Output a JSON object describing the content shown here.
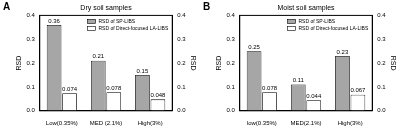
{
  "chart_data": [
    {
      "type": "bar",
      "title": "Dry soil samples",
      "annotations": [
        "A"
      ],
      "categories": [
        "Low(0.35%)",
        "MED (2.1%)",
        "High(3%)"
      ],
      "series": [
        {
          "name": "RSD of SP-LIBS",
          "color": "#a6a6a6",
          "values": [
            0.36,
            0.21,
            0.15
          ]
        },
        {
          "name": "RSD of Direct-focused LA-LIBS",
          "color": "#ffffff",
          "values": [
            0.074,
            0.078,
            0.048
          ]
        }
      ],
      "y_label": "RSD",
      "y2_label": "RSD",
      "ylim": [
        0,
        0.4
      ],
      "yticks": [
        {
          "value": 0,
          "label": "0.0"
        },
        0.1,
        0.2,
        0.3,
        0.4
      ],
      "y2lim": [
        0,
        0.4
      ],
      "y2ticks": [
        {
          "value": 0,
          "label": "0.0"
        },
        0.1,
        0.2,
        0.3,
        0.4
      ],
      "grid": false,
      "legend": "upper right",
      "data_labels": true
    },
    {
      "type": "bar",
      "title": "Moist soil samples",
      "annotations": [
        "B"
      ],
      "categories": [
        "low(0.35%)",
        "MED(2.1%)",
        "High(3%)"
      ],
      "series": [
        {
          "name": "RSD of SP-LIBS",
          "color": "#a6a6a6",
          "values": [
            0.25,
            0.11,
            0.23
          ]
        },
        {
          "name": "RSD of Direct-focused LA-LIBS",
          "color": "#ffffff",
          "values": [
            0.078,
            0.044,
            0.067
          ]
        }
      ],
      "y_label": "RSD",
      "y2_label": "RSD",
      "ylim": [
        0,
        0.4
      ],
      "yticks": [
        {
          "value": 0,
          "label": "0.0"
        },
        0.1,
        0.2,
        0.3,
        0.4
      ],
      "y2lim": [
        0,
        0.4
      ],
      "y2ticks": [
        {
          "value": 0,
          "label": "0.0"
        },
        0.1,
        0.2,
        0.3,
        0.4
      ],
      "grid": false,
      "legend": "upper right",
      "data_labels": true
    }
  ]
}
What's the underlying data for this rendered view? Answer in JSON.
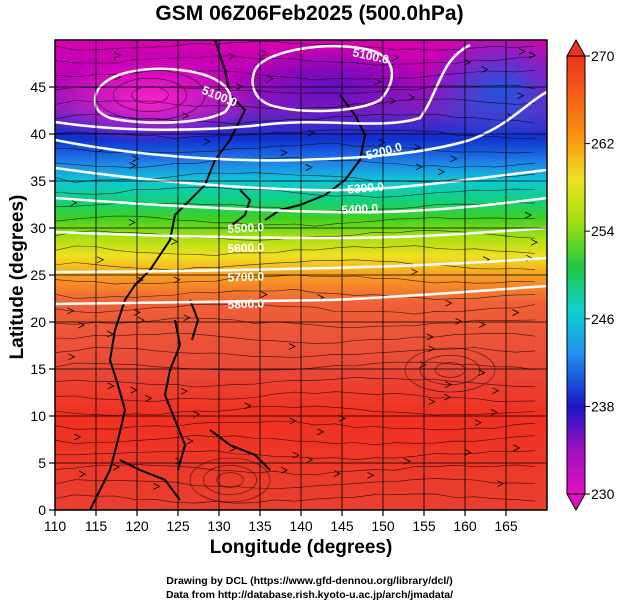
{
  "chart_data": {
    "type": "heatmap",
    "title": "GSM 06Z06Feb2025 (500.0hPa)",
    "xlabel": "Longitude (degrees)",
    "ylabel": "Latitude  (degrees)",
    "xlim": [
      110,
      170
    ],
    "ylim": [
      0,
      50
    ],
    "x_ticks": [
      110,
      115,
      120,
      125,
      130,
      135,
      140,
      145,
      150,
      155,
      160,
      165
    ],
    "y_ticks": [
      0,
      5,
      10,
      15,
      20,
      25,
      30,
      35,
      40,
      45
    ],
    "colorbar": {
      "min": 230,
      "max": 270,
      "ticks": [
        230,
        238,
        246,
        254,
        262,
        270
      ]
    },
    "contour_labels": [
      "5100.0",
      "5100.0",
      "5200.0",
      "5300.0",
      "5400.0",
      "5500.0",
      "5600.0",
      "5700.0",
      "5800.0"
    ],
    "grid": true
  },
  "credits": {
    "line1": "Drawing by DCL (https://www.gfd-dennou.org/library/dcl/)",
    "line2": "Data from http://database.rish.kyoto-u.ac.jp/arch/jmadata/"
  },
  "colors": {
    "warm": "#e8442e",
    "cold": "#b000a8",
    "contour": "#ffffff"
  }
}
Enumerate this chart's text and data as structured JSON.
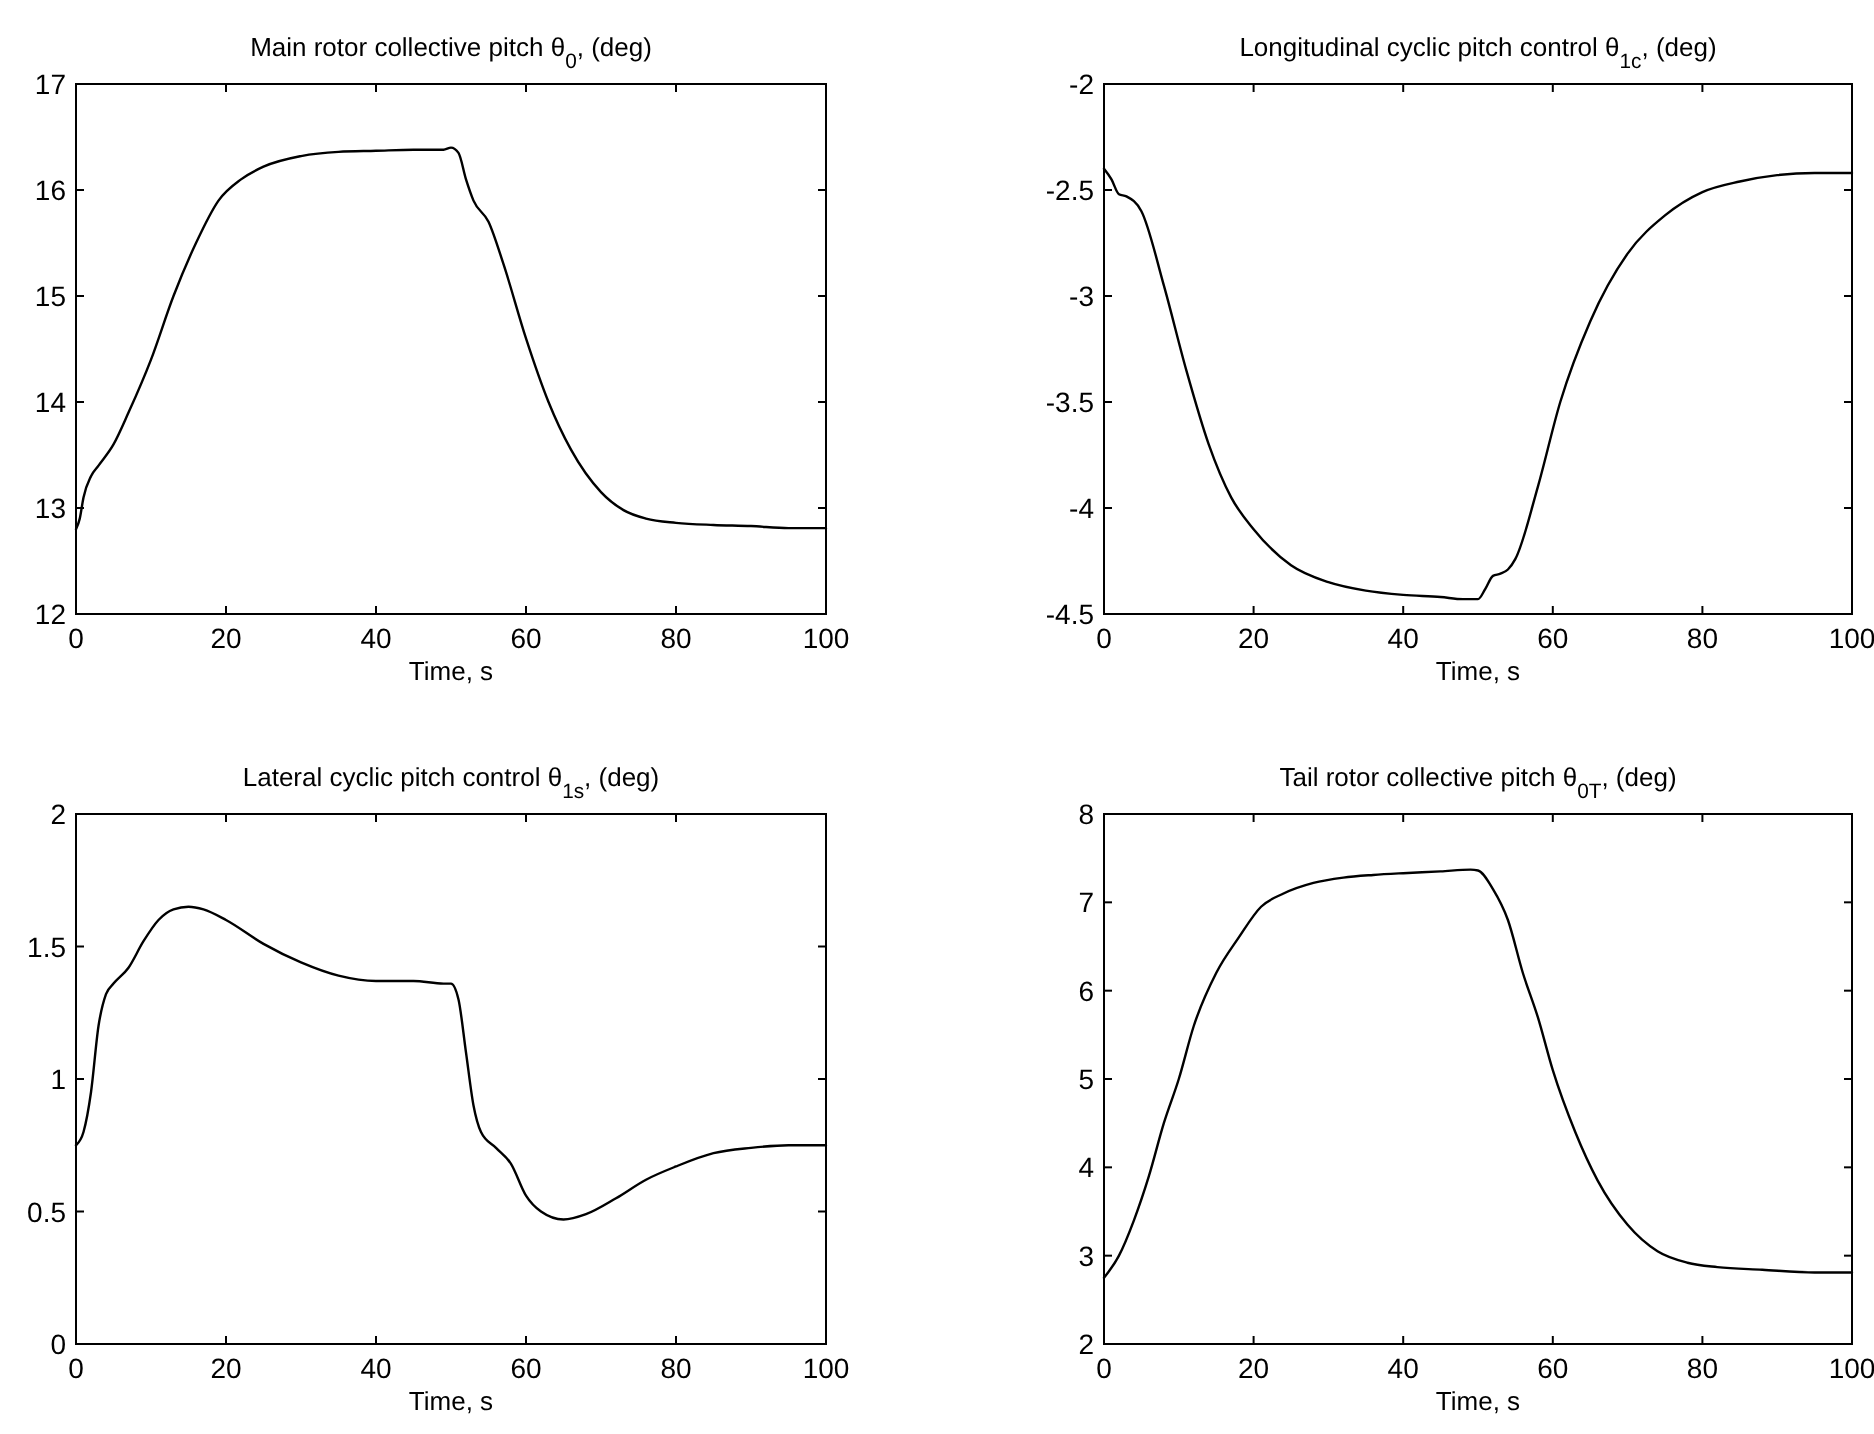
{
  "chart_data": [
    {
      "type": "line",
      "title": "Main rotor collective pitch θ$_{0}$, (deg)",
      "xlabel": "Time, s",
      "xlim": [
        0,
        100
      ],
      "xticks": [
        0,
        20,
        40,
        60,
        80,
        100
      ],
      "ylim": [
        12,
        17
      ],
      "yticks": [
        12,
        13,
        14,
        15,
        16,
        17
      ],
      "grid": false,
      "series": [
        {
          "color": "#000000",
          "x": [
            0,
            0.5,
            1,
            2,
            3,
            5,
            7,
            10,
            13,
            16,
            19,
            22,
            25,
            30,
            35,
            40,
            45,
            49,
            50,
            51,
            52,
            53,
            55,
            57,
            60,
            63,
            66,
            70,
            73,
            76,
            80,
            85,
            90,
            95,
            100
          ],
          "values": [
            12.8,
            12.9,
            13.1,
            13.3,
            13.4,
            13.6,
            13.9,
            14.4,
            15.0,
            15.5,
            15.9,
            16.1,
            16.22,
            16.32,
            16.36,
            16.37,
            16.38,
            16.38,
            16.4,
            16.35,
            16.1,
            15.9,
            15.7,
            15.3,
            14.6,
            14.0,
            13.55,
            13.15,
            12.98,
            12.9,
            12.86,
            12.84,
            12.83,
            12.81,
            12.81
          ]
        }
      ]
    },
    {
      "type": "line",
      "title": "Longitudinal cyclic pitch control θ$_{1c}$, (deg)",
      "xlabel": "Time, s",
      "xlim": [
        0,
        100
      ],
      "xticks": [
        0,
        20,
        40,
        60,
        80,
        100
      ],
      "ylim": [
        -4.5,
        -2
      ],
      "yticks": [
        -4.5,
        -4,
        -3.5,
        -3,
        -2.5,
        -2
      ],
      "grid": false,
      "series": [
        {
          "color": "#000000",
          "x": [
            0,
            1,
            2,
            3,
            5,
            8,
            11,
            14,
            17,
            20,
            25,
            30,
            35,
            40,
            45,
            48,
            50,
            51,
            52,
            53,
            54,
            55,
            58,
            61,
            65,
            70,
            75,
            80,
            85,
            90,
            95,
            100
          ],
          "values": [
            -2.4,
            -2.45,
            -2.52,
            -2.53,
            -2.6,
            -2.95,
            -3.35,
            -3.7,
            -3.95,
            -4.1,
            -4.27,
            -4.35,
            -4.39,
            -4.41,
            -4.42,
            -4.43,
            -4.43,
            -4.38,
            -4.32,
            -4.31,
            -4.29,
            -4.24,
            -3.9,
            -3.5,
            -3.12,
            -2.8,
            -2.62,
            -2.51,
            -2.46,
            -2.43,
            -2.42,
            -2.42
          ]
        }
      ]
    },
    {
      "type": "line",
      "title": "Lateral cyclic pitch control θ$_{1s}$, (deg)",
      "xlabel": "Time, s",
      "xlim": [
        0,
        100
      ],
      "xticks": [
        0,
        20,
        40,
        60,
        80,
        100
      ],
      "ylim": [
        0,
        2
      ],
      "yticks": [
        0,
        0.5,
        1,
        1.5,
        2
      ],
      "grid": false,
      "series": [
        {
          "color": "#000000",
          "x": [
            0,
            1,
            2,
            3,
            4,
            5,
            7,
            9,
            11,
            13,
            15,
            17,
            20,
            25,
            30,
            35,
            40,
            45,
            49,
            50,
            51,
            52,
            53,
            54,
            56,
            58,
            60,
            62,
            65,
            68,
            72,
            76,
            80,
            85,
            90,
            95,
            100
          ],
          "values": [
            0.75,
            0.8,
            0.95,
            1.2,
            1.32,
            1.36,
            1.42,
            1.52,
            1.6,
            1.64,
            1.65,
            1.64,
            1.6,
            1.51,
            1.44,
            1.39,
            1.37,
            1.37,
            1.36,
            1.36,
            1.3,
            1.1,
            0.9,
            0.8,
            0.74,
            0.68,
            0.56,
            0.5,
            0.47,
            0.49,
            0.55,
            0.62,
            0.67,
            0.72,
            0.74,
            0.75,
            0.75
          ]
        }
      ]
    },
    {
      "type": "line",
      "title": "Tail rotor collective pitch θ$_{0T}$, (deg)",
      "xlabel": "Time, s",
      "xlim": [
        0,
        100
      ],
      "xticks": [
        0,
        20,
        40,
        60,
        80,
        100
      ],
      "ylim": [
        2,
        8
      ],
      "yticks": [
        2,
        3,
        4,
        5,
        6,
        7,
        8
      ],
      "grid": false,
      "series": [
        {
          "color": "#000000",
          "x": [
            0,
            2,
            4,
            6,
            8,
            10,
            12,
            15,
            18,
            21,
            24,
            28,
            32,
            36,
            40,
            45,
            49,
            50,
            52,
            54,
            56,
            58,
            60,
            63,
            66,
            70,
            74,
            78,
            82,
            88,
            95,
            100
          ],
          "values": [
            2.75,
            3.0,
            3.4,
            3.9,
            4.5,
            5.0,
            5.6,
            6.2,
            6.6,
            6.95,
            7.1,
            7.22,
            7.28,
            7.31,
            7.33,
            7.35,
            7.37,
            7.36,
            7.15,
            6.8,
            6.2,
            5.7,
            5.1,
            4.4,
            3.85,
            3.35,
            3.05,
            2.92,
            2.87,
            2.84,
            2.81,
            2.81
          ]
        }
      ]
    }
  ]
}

= = = = = = =

> WHAT YOU ARE ASKED TO DO
Looking back at the lines above, state how many contain the word "this", and supply nothing besides the number.

> ANSWER TO THE EXERCISE
2